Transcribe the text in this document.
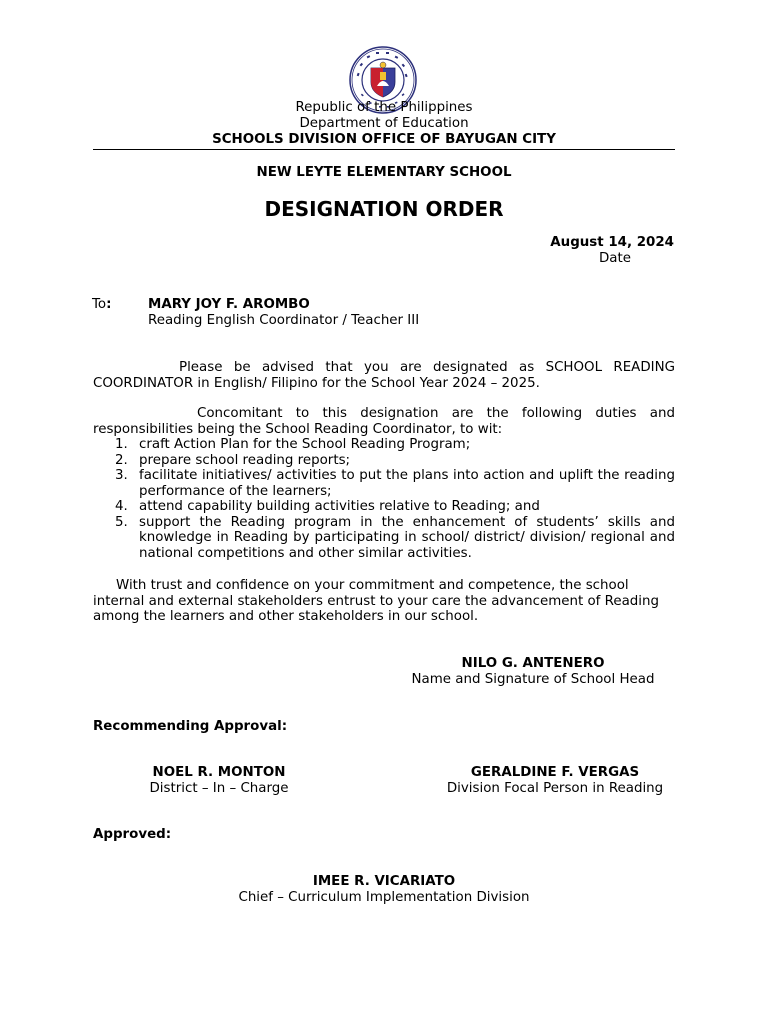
Republic of the Philippines
Department of Education
SCHOOLS DIVISION OFFICE OF BAYUGAN CITY
NEW LEYTE ELEMENTARY SCHOOL
DESIGNATION ORDER
August 14, 2024
Date
To:	MARY JOY F. AROMBO
Reading English Coordinator / Teacher III
Please be advised that you are designated as SCHOOL READING COORDINATOR in English/ Filipino for the School Year 2024 – 2025.
Concomitant to this designation are the following duties and responsibilities being the School Reading Coordinator, to wit:
1. craft Action Plan for the School Reading Program;
2. prepare school reading reports;
3. facilitate initiatives/ activities to put the plans into action and uplift the reading performance of the learners;
4. attend capability building activities relative to Reading; and
5. support the Reading program in the enhancement of students’ skills and knowledge in Reading by participating in school/ district/ division/ regional and national competitions and other similar activities.
With trust and confidence on your commitment and competence, the school internal and external stakeholders entrust to your care the advancement of Reading among the learners and other stakeholders in our school.
NILO G. ANTENERO
Name and Signature of School Head
Recommending Approval:
NOEL R. MONTON
District – In – Charge
GERALDINE F. VERGAS
Division Focal Person in Reading
Approved:
IMEE R. VICARIATO
Chief – Curriculum Implementation Division
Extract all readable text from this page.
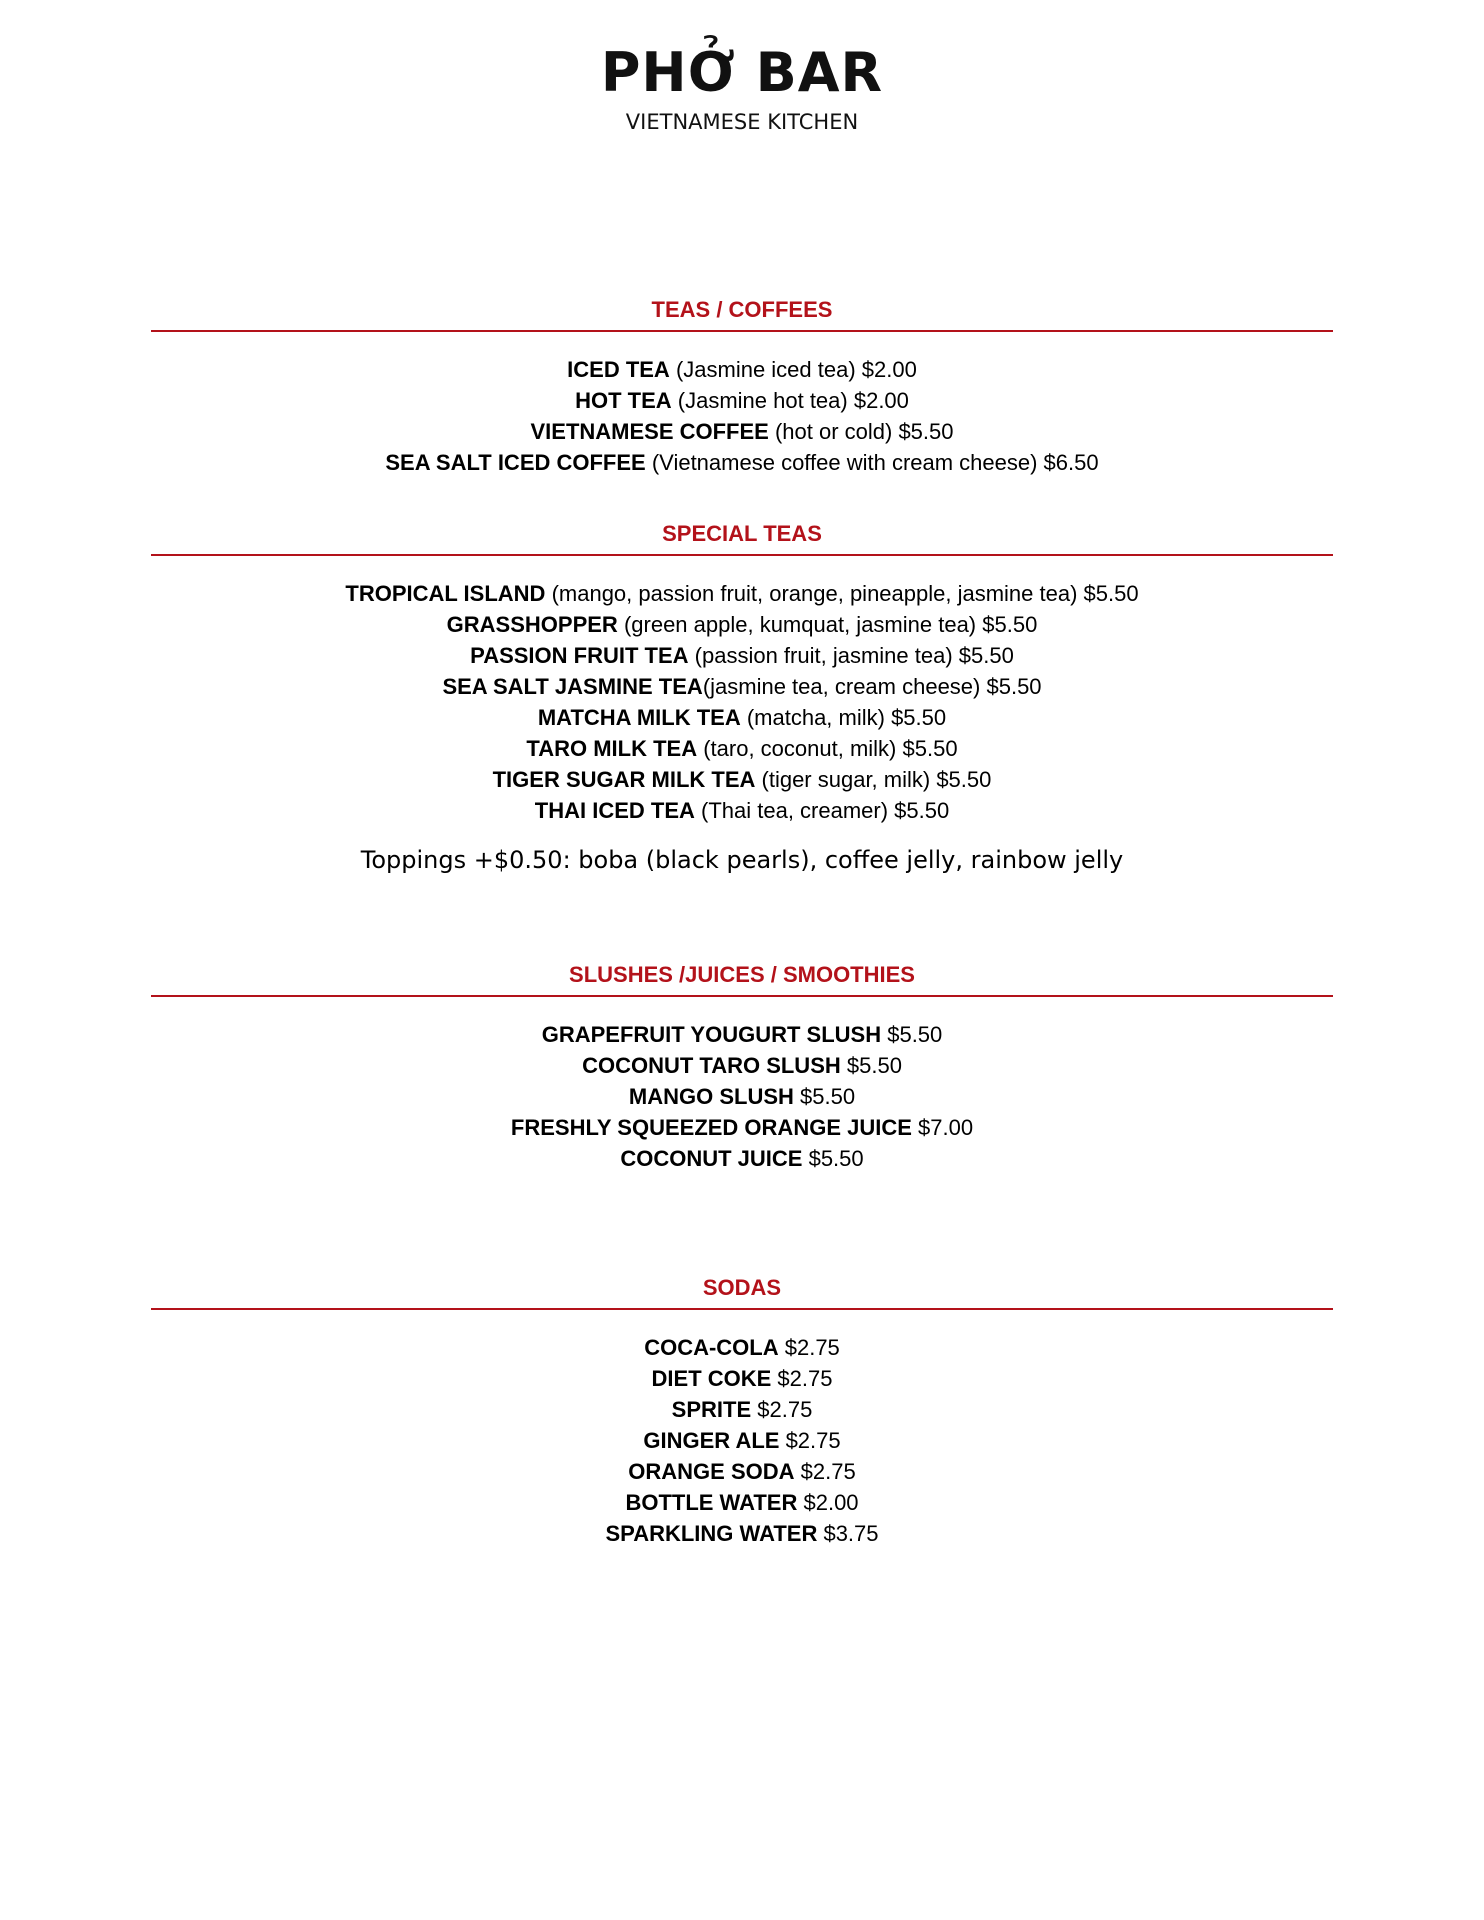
PHỞ BAR
VIETNAMESE KITCHEN
TEAS / COFFEES
ICED TEA (Jasmine iced tea) $2.00
HOT TEA (Jasmine hot tea) $2.00
VIETNAMESE COFFEE (hot or cold) $5.50
SEA SALT ICED COFFEE (Vietnamese coffee with cream cheese) $6.50
SPECIAL TEAS
TROPICAL ISLAND (mango, passion fruit, orange, pineapple, jasmine tea) $5.50
GRASSHOPPER (green apple, kumquat, jasmine tea) $5.50
PASSION FRUIT TEA (passion fruit, jasmine tea) $5.50
SEA SALT JASMINE TEA(jasmine tea, cream cheese) $5.50
MATCHA MILK TEA (matcha, milk) $5.50
TARO MILK TEA (taro, coconut, milk) $5.50
TIGER SUGAR MILK TEA (tiger sugar, milk) $5.50
THAI ICED TEA (Thai tea, creamer) $5.50
Toppings +$0.50: boba (black pearls), coffee jelly, rainbow jelly
SLUSHES /JUICES / SMOOTHIES
GRAPEFRUIT YOUGURT SLUSH $5.50
COCONUT TARO SLUSH $5.50
MANGO SLUSH $5.50
FRESHLY SQUEEZED ORANGE JUICE $7.00
COCONUT JUICE $5.50
SODAS
COCA-COLA $2.75
DIET COKE $2.75
SPRITE $2.75
GINGER ALE $2.75
ORANGE SODA $2.75
BOTTLE WATER $2.00
SPARKLING WATER $3.75
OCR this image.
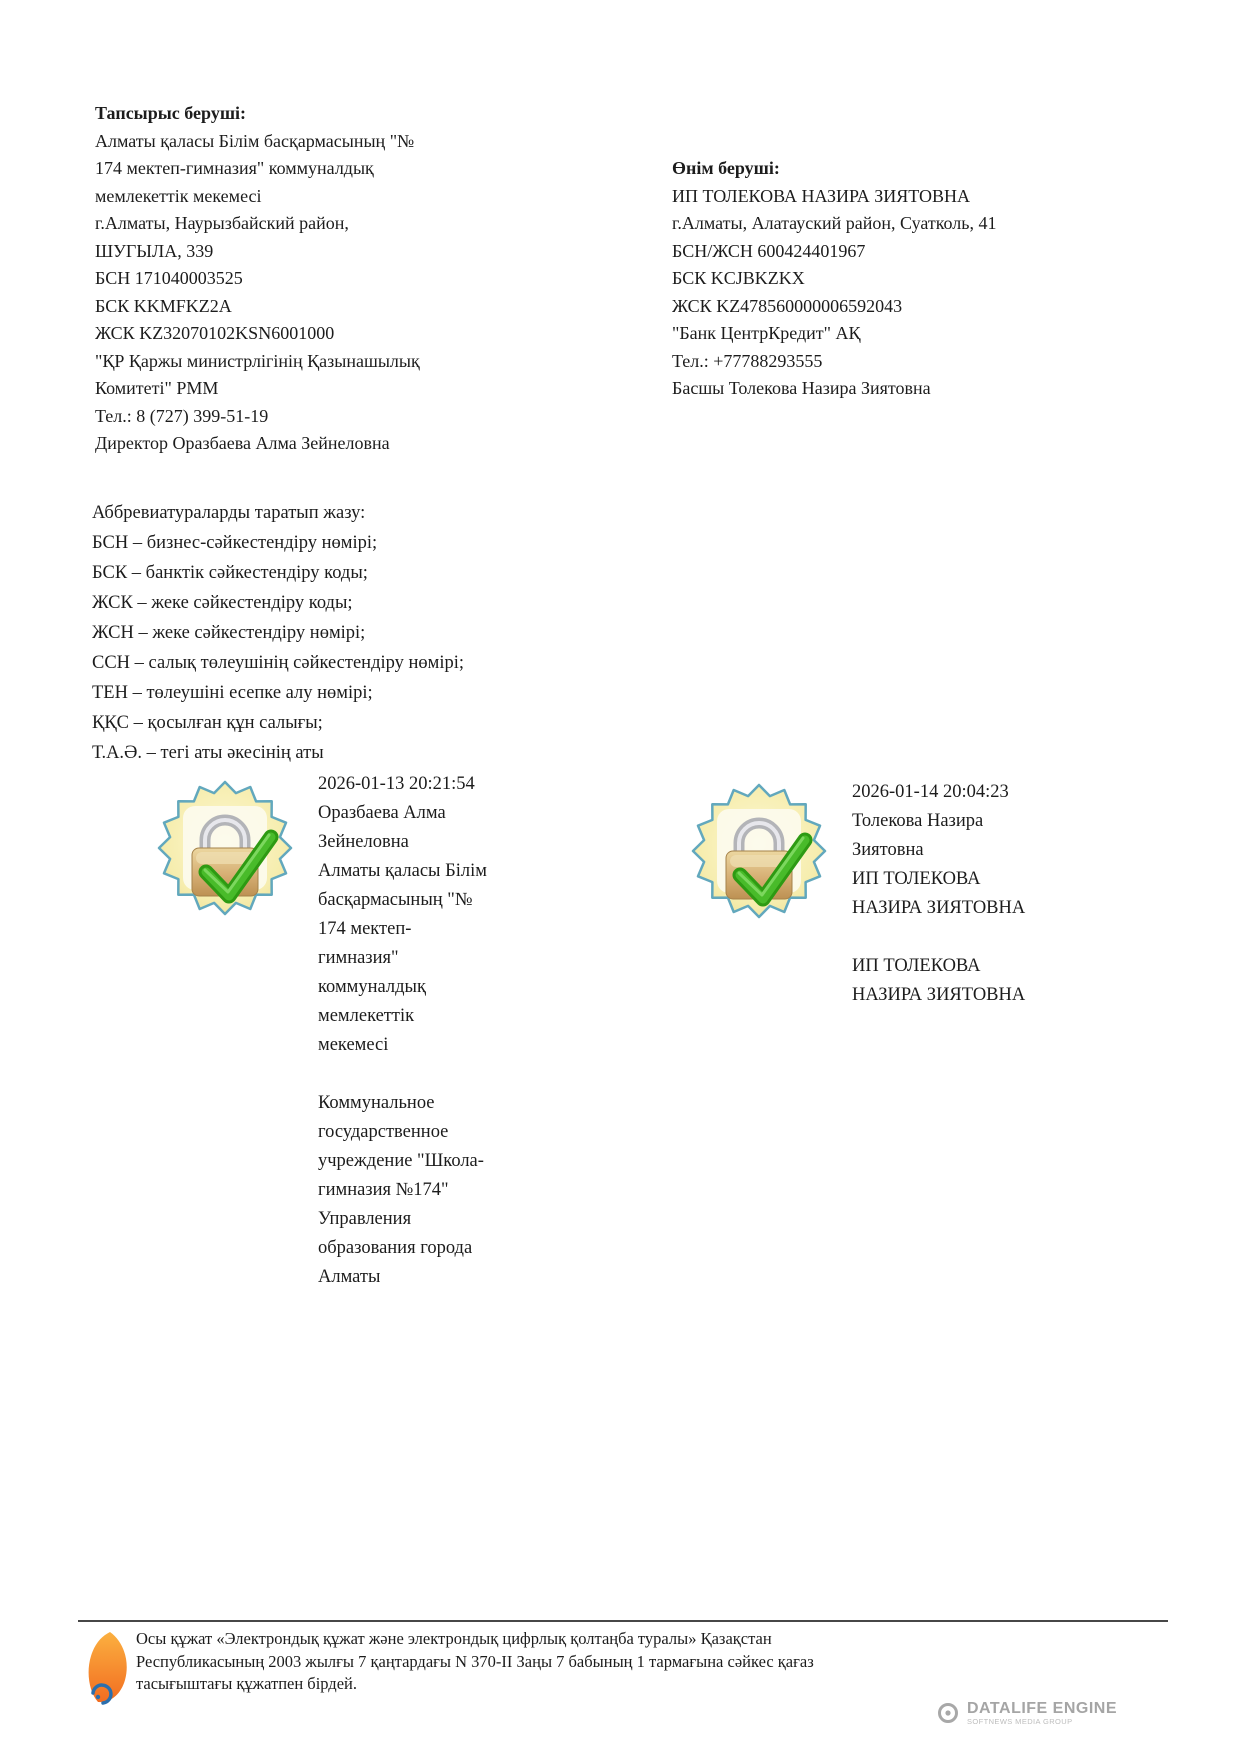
Тапсырыс беруші:
Алматы қаласы Білім басқармасының "№
174 мектеп-гимназия" коммуналдық
мемлекеттік мекемесі
г.Алматы, Наурызбайский район,
ШУГЫЛА, 339
БСН 171040003525
БСК KKMFKZ2A
ЖСК KZ32070102KSN6001000
"ҚР Қаржы министрлігінің Қазынашылық
Комитеті" РММ
Тел.: 8 (727) 399-51-19
Директор Оразбаева Алма Зейнеловна
Өнім беруші:
ИП ТОЛЕКОВА НАЗИРА ЗИЯТОВНА
г.Алматы, Алатауский район, Суатколь, 41
БСН/ЖСН 600424401967
БСК KCJBKZKX
ЖСК KZ478560000006592043
"Банк ЦентрКредит" АҚ
Тел.: +77788293555
Басшы Толекова Назира Зиятовна
Аббревиатураларды таратып жазу:
БСН – бизнес-сәйкестендіру нөмірі;
БСК – банктік сәйкестендіру коды;
ЖСК – жеке сәйкестендіру коды;
ЖСН – жеке сәйкестендіру нөмірі;
ССН – салық төлеушінің сәйкестендіру нөмірі;
ТЕН – төлеушіні есепке алу нөмірі;
ҚҚС – қосылған құн салығы;
Т.А.Ә. – тегі аты әкесінің аты
2026-01-13 20:21:54
Оразбаева Алма
Зейнеловна
Алматы қаласы Білім
басқармасының "№
174 мектеп-
гимназия"
коммуналдық
мемлекеттік
мекемесі

Коммунальное
государственное
учреждение "Школа-
гимназия №174"
Управления
образования города
Алматы
2026-01-14 20:04:23
Толекова Назира
Зиятовна
ИП ТОЛЕКОВА
НАЗИРА ЗИЯТОВНА

ИП ТОЛЕКОВА
НАЗИРА ЗИЯТОВНА
Осы құжат «Электрондық құжат және электрондық цифрлық қолтаңба туралы» Қазақстан
Республикасының 2003 жылғы 7 қаңтардағы N 370-II Заңы 7 бабының 1 тармағына сәйкес қағаз
тасығыштағы құжатпен бірдей.
DATALIFE ENGINE
SOFTNEWS MEDIA GROUP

******

*PROBLEM DESCRIPTION:*
Excluding the pictures, restate the records above word for word.

*PROBLEM SOLUTION:*
Transcribe the text in this document.
Republic of the Philippines
Department of Education
SCHOOLS DIVISION OFFICE OF BAYUGAN CITY
NEW LEYTE ELEMENTARY SCHOOL
DESIGNATION ORDER
August 14, 2024
Date
To:	MARY JOY F. AROMBO
Reading English Coordinator / Teacher III
Please be advised that you are designated as SCHOOL READING COORDINATOR in English/ Filipino for the School Year 2024 – 2025.
Concomitant to this designation are the following duties and responsibilities being the School Reading Coordinator, to wit:
1. craft Action Plan for the School Reading Program;
2. prepare school reading reports;
3. facilitate initiatives/ activities to put the plans into action and uplift the reading performance of the learners;
4. attend capability building activities relative to Reading; and
5. support the Reading program in the enhancement of students’ skills and knowledge in Reading by participating in school/ district/ division/ regional and national competitions and other similar activities.
With trust and confidence on your commitment and competence, the school internal and external stakeholders entrust to your care the advancement of Reading among the learners and other stakeholders in our school.
NILO G. ANTENERO
Name and Signature of School Head
Recommending Approval:
NOEL R. MONTON
District – In – Charge
GERALDINE F. VERGAS
Division Focal Person in Reading
Approved:
IMEE R. VICARIATO
Chief – Curriculum Implementation Division
Extract all readable text from this page.
PHỞ BAR
VIETNAMESE KITCHEN
TEAS / COFFEES
ICED TEA (Jasmine iced tea) $2.00
HOT TEA (Jasmine hot tea) $2.00
VIETNAMESE COFFEE (hot or cold) $5.50
SEA SALT ICED COFFEE (Vietnamese coffee with cream cheese) $6.50
SPECIAL TEAS
TROPICAL ISLAND (mango, passion fruit, orange, pineapple, jasmine tea) $5.50
GRASSHOPPER (green apple, kumquat, jasmine tea) $5.50
PASSION FRUIT TEA (passion fruit, jasmine tea) $5.50
SEA SALT JASMINE TEA(jasmine tea, cream cheese) $5.50
MATCHA MILK TEA (matcha, milk) $5.50
TARO MILK TEA (taro, coconut, milk) $5.50
TIGER SUGAR MILK TEA (tiger sugar, milk) $5.50
THAI ICED TEA (Thai tea, creamer) $5.50
Toppings +$0.50: boba (black pearls), coffee jelly, rainbow jelly
SLUSHES /JUICES / SMOOTHIES
GRAPEFRUIT YOUGURT SLUSH $5.50
COCONUT TARO SLUSH $5.50
MANGO SLUSH $5.50
FRESHLY SQUEEZED ORANGE JUICE $7.00
COCONUT JUICE $5.50
SODAS
COCA-COLA $2.75
DIET COKE $2.75
SPRITE $2.75
GINGER ALE $2.75
ORANGE SODA $2.75
BOTTLE WATER $2.00
SPARKLING WATER $3.75
OCR this image.
Тапсырыс беруші:
Алматы қаласы Білім басқармасының "№
174 мектеп-гимназия" коммуналдық
мемлекеттік мекемесі
г.Алматы, Наурызбайский район,
ШУГЫЛА, 339
БСН 171040003525
БСК KKMFKZ2A
ЖСК KZ32070102KSN6001000
"ҚР Қаржы министрлігінің Қазынашылық
Комитеті" РММ
Тел.: 8 (727) 399-51-19
Директор Оразбаева Алма Зейнеловна
Өнім беруші:
ИП ТОЛЕКОВА НАЗИРА ЗИЯТОВНА
г.Алматы, Алатауский район, Суатколь, 41
БСН/ЖСН 600424401967
БСК KCJBKZKX
ЖСК KZ478560000006592043
"Банк ЦентрКредит" АҚ
Тел.: +77788293555
Басшы Толекова Назира Зиятовна
Аббревиатураларды таратып жазу:
БСН – бизнес-сәйкестендіру нөмірі;
БСК – банктік сәйкестендіру коды;
ЖСК – жеке сәйкестендіру коды;
ЖСН – жеке сәйкестендіру нөмірі;
ССН – салық төлеушінің сәйкестендіру нөмірі;
ТЕН – төлеушіні есепке алу нөмірі;
ҚҚС – қосылған құн салығы;
Т.А.Ә. – тегі аты әкесінің аты
2026-01-13 20:21:54
Оразбаева Алма
Зейнеловна
Алматы қаласы Білім
басқармасының "№
174 мектеп-
гимназия"
коммуналдық
мемлекеттік
мекемесі

Коммунальное
государственное
учреждение "Школа-
гимназия №174"
Управления
образования города
Алматы
2026-01-14 20:04:23
Толекова Назира
Зиятовна
ИП ТОЛЕКОВА
НАЗИРА ЗИЯТОВНА

ИП ТОЛЕКОВА
НАЗИРА ЗИЯТОВНА
Осы құжат «Электрондық құжат және электрондық цифрлық қолтаңба туралы» Қазақстан
Республикасының 2003 жылғы 7 қаңтардағы N 370-II Заңы 7 бабының 1 тармағына сәйкес қағаз
тасығыштағы құжатпен бірдей.
DATALIFE ENGINE
SOFTNEWS MEDIA GROUP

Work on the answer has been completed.